- PROBLEM REQUIREMENTS
Exclude any images and output the remaining records exactly.
____ DATA TO USE
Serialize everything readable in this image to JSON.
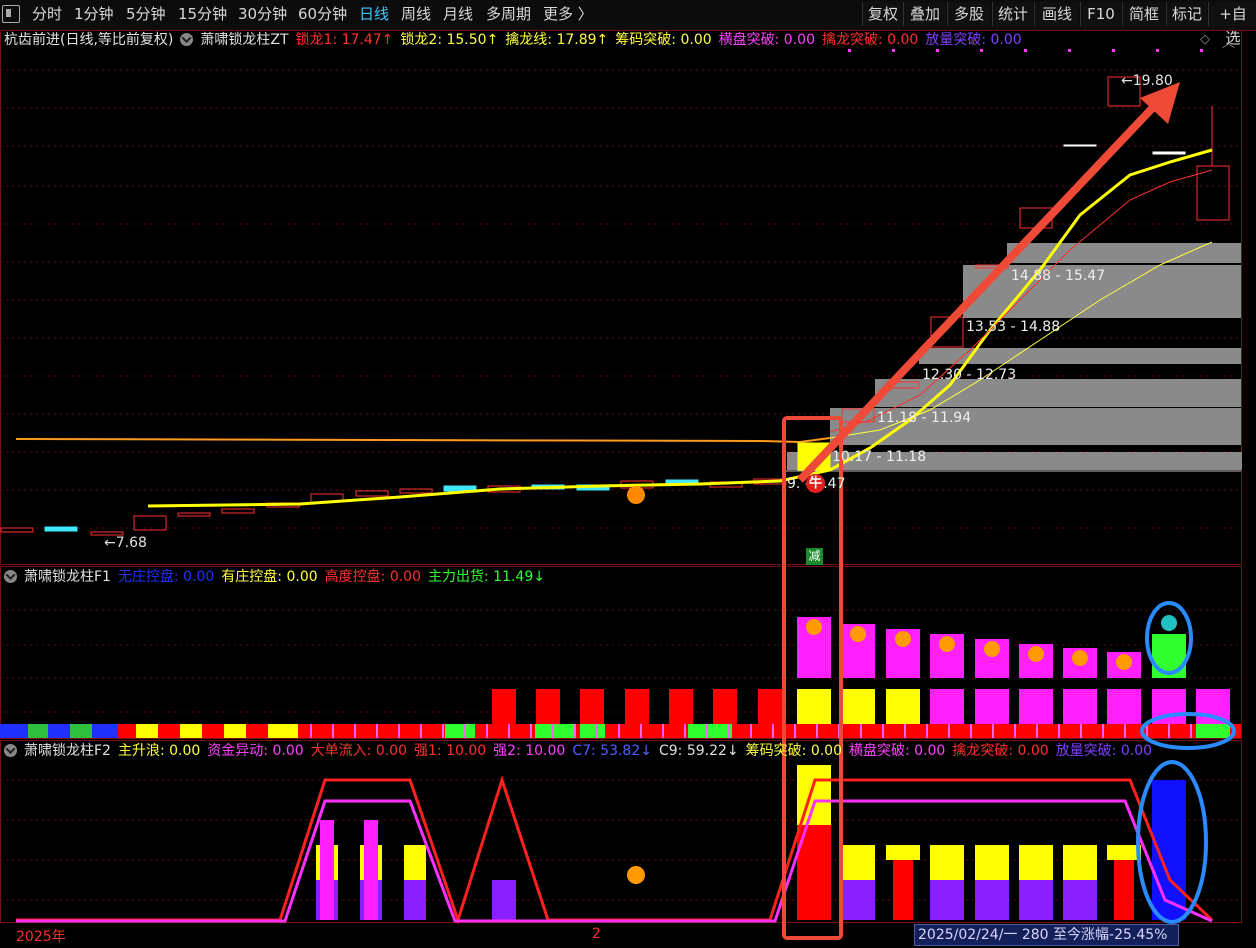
{
  "toolbar": {
    "periods": [
      "分时",
      "1分钟",
      "5分钟",
      "15分钟",
      "30分钟",
      "60分钟",
      "日线",
      "周线",
      "月线",
      "多周期",
      "更多 〉"
    ],
    "active_period": "日线",
    "right_buttons": [
      "复权",
      "叠加",
      "多股",
      "统计",
      "画线",
      "F10",
      "简框",
      "标记",
      "+自选"
    ]
  },
  "main_panel": {
    "stock_title": "杭齿前进(日线,等比前复权)",
    "indicator_name": "萧啸锁龙柱ZT",
    "values": [
      {
        "label": "锁龙1: 17.47↑",
        "color": "#ff3030"
      },
      {
        "label": "锁龙2: 15.50↑",
        "color": "#ffff40"
      },
      {
        "label": "擒龙线: 17.89↑",
        "color": "#ffff40"
      },
      {
        "label": "筹码突破: 0.00",
        "color": "#ffff40"
      },
      {
        "label": "横盘突破: 0.00",
        "color": "#ff40ff"
      },
      {
        "label": "擒龙突破: 0.00",
        "color": "#ff3030"
      },
      {
        "label": "放量突破: 0.00",
        "color": "#8040ff"
      }
    ],
    "price_high": "19.80",
    "price_low": "7.68",
    "zone_labels": [
      "14.88 - 15.47",
      "13.53 - 14.88",
      "12.30 - 12.73",
      "11.18 - 11.94",
      "10.17 - 11.18",
      "9.  - 9.47"
    ],
    "marker_niu": "牛",
    "marker_jian": "减"
  },
  "f1_panel": {
    "indicator_name": "萧啸锁龙柱F1",
    "values": [
      {
        "label": "无庄控盘: 0.00",
        "color": "#2030ff"
      },
      {
        "label": "有庄控盘: 0.00",
        "color": "#ffff40"
      },
      {
        "label": "高度控盘: 0.00",
        "color": "#ff3030"
      },
      {
        "label": "主力出货: 11.49↓",
        "color": "#30ff30"
      }
    ]
  },
  "f2_panel": {
    "indicator_name": "萧啸锁龙柱F2",
    "values": [
      {
        "label": "主升浪: 0.00",
        "color": "#ffff40"
      },
      {
        "label": "资金异动: 0.00",
        "color": "#ff40ff"
      },
      {
        "label": "大单流入: 0.00",
        "color": "#ff3030"
      },
      {
        "label": "强1: 10.00",
        "color": "#ff3030"
      },
      {
        "label": "强2: 10.00",
        "color": "#ff40ff"
      },
      {
        "label": "C7: 53.82↓",
        "color": "#5060ff"
      },
      {
        "label": "C9: 59.22↓",
        "color": "#e0e0e0"
      },
      {
        "label": "筹码突破: 0.00",
        "color": "#ffff40"
      },
      {
        "label": "横盘突破: 0.00",
        "color": "#ff40ff"
      },
      {
        "label": "擒龙突破: 0.00",
        "color": "#ff3030"
      },
      {
        "label": "放量突破: 0.00",
        "color": "#8040ff"
      }
    ]
  },
  "time_axis": {
    "year_label": "2025年",
    "month_label": "2",
    "status": "2025/02/24/一 280 至今涨幅-25.45%"
  }
}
________
- TASK OUTPUT
Serialize everything readable in this image to JSON.
{
  "toolbar": {
    "periods": [
      "分时",
      "1分钟",
      "5分钟",
      "15分钟",
      "30分钟",
      "60分钟",
      "日线",
      "周线",
      "月线",
      "多周期",
      "更多 〉"
    ],
    "active_period": "日线",
    "right_buttons": [
      "复权",
      "叠加",
      "多股",
      "统计",
      "画线",
      "F10",
      "简框",
      "标记",
      "+自选"
    ]
  },
  "main_panel": {
    "stock_title": "杭齿前进(日线,等比前复权)",
    "indicator_name": "萧啸锁龙柱ZT",
    "values": [
      {
        "label": "锁龙1: 17.47↑",
        "color": "#ff3030"
      },
      {
        "label": "锁龙2: 15.50↑",
        "color": "#ffff40"
      },
      {
        "label": "擒龙线: 17.89↑",
        "color": "#ffff40"
      },
      {
        "label": "筹码突破: 0.00",
        "color": "#ffff40"
      },
      {
        "label": "横盘突破: 0.00",
        "color": "#ff40ff"
      },
      {
        "label": "擒龙突破: 0.00",
        "color": "#ff3030"
      },
      {
        "label": "放量突破: 0.00",
        "color": "#8040ff"
      }
    ],
    "price_high": "19.80",
    "price_low": "7.68",
    "zone_labels": [
      "14.88 - 15.47",
      "13.53 - 14.88",
      "12.30 - 12.73",
      "11.18 - 11.94",
      "10.17 - 11.18",
      "9.  - 9.47"
    ],
    "marker_niu": "牛",
    "marker_jian": "减"
  },
  "f1_panel": {
    "indicator_name": "萧啸锁龙柱F1",
    "values": [
      {
        "label": "无庄控盘: 0.00",
        "color": "#2030ff"
      },
      {
        "label": "有庄控盘: 0.00",
        "color": "#ffff40"
      },
      {
        "label": "高度控盘: 0.00",
        "color": "#ff3030"
      },
      {
        "label": "主力出货: 11.49↓",
        "color": "#30ff30"
      }
    ]
  },
  "f2_panel": {
    "indicator_name": "萧啸锁龙柱F2",
    "values": [
      {
        "label": "主升浪: 0.00",
        "color": "#ffff40"
      },
      {
        "label": "资金异动: 0.00",
        "color": "#ff40ff"
      },
      {
        "label": "大单流入: 0.00",
        "color": "#ff3030"
      },
      {
        "label": "强1: 10.00",
        "color": "#ff3030"
      },
      {
        "label": "强2: 10.00",
        "color": "#ff40ff"
      },
      {
        "label": "C7: 53.82↓",
        "color": "#5060ff"
      },
      {
        "label": "C9: 59.22↓",
        "color": "#e0e0e0"
      },
      {
        "label": "筹码突破: 0.00",
        "color": "#ffff40"
      },
      {
        "label": "横盘突破: 0.00",
        "color": "#ff40ff"
      },
      {
        "label": "擒龙突破: 0.00",
        "color": "#ff3030"
      },
      {
        "label": "放量突破: 0.00",
        "color": "#8040ff"
      }
    ]
  },
  "time_axis": {
    "year_label": "2025年",
    "month_label": "2",
    "status": "2025/02/24/一 280 至今涨幅-25.45%"
  }
}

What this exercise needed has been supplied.